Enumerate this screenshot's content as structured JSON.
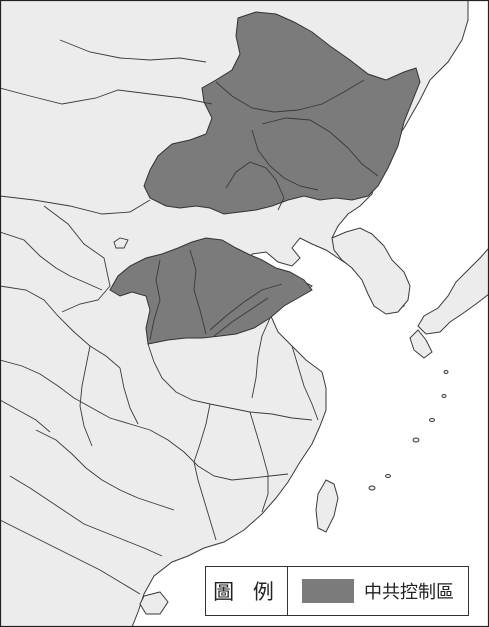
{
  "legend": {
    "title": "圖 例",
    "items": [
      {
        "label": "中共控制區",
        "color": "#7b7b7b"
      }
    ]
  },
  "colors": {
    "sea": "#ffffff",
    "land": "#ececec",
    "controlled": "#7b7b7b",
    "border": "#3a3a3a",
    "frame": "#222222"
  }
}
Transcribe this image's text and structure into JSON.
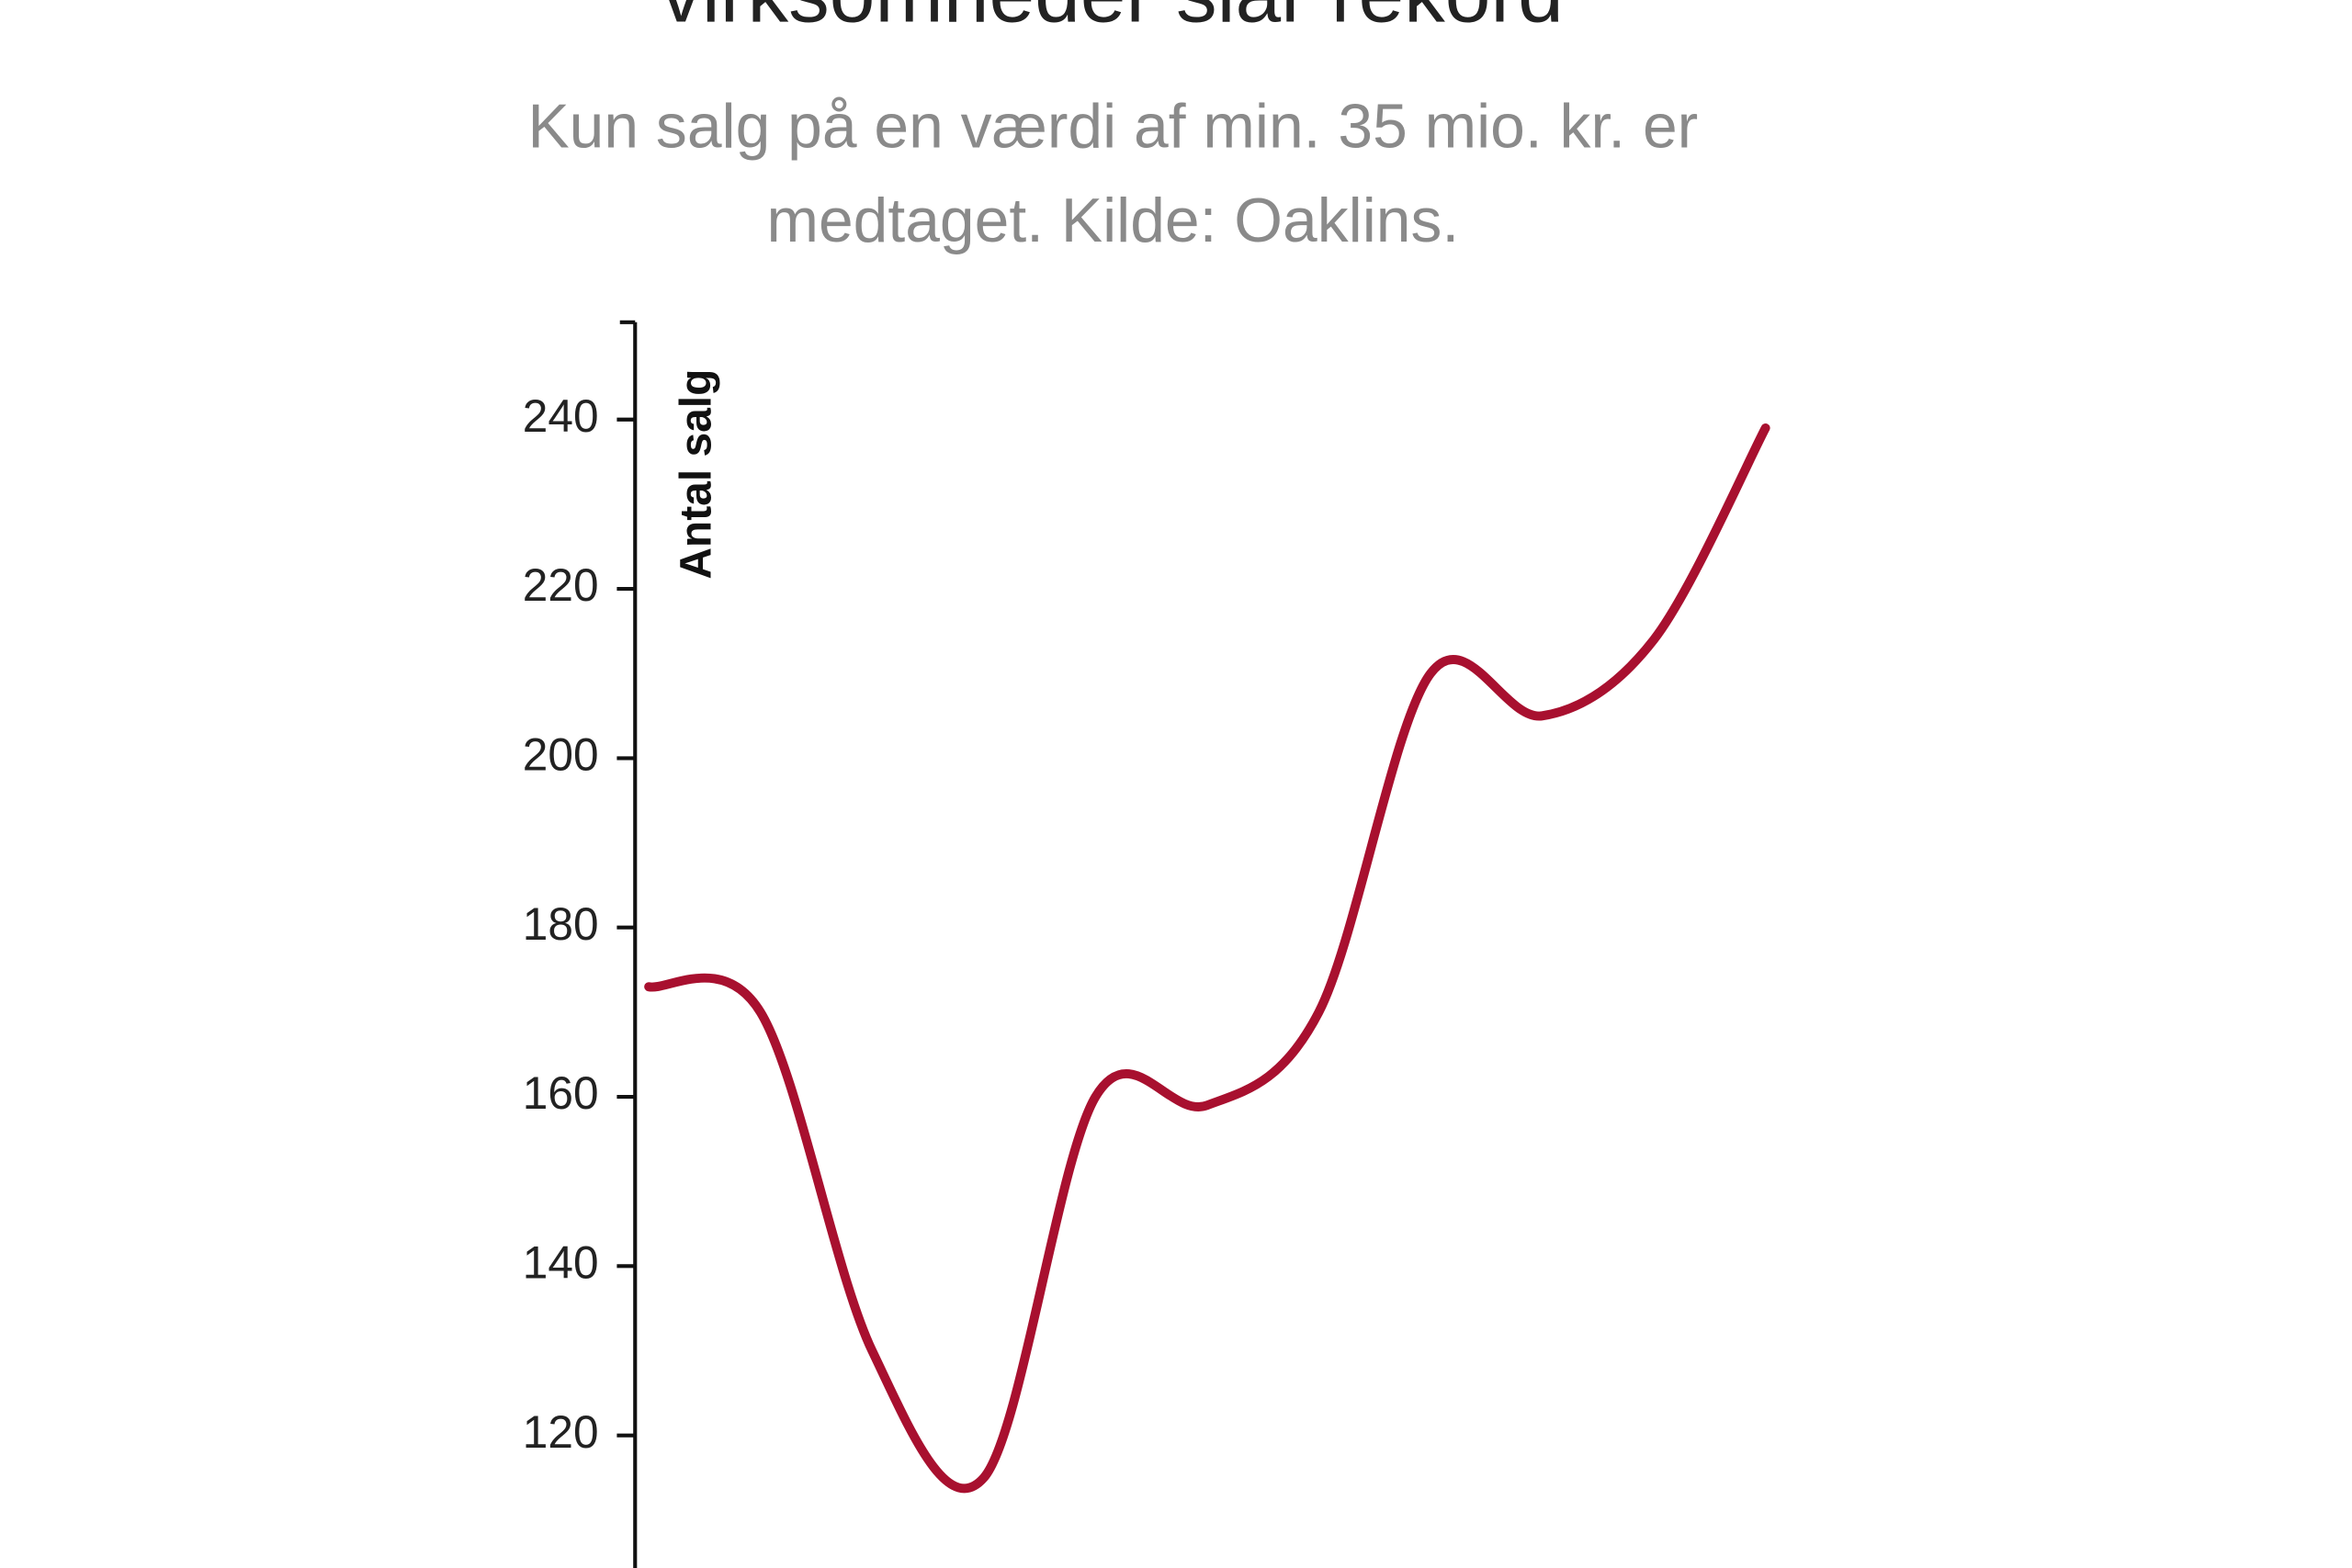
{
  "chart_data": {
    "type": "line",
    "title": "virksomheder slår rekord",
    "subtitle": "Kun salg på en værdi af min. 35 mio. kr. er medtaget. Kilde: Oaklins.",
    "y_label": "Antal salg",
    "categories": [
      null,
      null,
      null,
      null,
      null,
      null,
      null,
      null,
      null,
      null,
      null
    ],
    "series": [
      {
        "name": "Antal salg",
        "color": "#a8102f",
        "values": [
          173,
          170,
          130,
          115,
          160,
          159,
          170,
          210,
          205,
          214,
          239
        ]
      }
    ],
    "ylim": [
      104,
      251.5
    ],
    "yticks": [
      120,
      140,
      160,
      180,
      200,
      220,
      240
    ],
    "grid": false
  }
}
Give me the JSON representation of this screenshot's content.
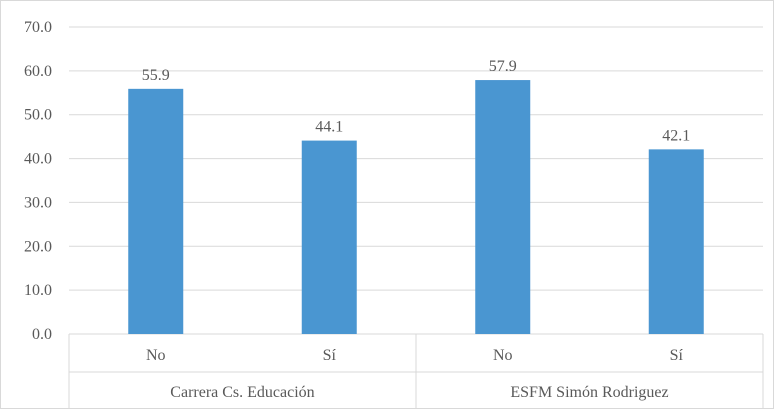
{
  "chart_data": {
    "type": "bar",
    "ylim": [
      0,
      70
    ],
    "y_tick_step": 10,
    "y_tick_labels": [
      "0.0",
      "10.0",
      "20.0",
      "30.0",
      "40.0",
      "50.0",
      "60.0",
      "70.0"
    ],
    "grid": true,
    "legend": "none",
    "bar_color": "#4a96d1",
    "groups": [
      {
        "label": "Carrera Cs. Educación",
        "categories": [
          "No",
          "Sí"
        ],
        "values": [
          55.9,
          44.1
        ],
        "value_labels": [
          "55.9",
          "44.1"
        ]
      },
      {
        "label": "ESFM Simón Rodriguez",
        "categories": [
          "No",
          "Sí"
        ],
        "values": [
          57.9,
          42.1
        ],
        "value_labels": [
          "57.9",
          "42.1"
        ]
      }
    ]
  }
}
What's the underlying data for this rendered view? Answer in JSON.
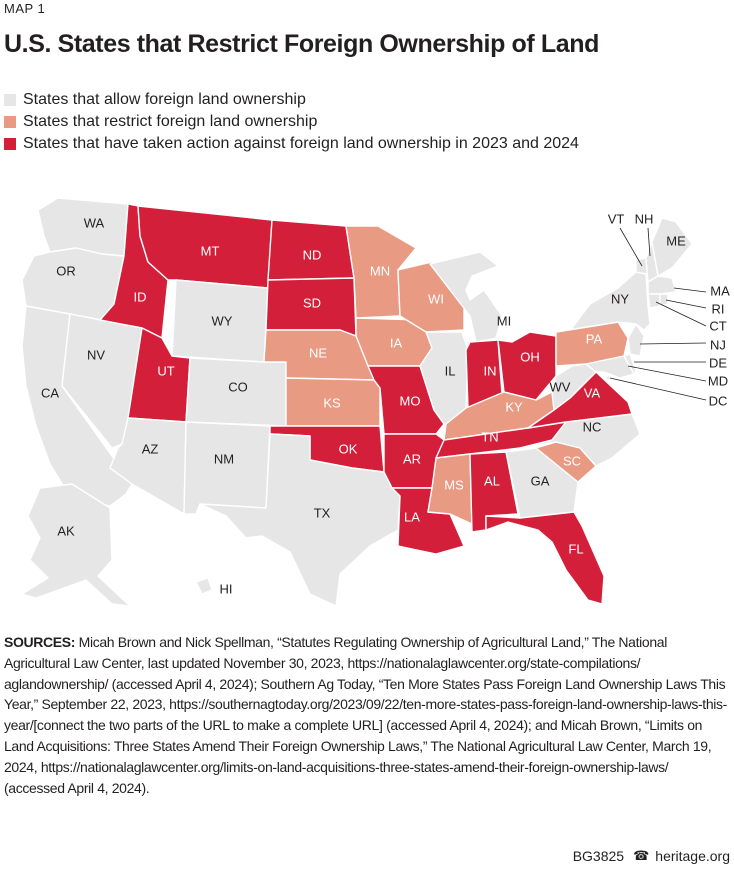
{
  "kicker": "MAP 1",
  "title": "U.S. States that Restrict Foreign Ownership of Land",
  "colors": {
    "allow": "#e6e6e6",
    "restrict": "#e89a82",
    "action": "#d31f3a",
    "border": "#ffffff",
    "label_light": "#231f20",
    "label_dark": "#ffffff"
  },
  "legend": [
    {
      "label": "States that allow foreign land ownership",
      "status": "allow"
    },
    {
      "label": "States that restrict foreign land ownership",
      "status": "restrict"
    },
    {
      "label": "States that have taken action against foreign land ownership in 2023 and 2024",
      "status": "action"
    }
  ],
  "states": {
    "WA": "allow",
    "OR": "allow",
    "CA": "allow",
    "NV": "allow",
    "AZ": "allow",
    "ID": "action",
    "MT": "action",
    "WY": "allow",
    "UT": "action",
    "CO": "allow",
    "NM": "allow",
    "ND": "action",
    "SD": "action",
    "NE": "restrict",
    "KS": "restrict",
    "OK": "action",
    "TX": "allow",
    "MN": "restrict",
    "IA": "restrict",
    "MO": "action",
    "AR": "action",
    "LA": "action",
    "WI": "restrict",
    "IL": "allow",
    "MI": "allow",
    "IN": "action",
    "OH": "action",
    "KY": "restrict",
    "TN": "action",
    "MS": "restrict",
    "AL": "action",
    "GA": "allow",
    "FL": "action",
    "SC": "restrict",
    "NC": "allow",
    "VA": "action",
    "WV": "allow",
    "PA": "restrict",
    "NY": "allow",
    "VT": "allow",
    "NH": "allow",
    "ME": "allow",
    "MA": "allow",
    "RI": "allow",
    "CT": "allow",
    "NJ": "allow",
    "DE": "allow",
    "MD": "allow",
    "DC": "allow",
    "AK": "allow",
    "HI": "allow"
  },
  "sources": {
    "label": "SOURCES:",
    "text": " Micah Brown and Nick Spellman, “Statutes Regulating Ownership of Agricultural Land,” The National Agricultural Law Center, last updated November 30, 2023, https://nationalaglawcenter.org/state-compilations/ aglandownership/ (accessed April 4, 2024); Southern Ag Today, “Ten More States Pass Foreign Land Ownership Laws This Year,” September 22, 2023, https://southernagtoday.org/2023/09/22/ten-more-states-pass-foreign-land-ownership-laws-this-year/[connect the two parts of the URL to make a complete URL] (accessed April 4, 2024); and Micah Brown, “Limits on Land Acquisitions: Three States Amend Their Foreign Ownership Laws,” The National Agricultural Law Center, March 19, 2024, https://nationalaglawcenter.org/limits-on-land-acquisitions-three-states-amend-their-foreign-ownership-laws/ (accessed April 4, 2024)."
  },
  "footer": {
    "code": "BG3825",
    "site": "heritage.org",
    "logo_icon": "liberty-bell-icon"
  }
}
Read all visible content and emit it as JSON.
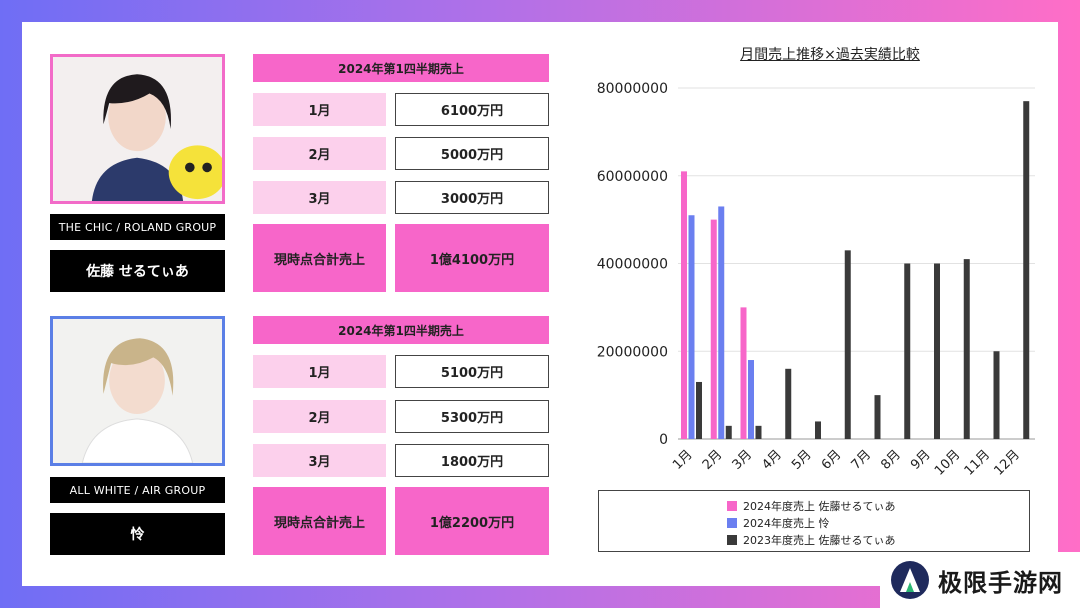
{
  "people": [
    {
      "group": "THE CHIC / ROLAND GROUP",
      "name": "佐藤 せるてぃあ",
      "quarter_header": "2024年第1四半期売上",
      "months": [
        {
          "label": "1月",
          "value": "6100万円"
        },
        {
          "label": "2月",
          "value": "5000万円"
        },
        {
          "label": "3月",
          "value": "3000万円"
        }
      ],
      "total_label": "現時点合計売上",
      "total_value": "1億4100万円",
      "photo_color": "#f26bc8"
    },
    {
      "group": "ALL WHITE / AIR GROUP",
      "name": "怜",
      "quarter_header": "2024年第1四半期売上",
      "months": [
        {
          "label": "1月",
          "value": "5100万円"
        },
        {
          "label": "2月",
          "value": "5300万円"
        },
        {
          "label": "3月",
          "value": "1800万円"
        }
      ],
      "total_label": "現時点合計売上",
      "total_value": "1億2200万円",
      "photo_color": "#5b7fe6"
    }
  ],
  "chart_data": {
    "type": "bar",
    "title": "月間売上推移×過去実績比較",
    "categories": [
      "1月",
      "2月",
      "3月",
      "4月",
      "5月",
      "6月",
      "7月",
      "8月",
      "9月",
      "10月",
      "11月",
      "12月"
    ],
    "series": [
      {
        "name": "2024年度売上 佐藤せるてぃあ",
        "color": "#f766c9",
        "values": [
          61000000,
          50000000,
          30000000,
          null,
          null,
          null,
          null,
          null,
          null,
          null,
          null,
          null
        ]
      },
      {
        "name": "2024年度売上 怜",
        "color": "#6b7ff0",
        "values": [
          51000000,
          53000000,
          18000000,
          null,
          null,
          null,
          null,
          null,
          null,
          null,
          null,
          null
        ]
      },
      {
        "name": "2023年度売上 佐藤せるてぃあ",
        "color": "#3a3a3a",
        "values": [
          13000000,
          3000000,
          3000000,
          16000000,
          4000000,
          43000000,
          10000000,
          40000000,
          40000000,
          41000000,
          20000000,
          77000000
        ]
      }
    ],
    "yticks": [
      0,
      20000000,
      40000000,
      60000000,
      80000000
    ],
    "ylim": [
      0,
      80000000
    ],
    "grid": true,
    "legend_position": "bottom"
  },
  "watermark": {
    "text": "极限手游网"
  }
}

• [What you have to do]: Say how many lines above hold the word "salg", giving only the count.

• [Result below]: 3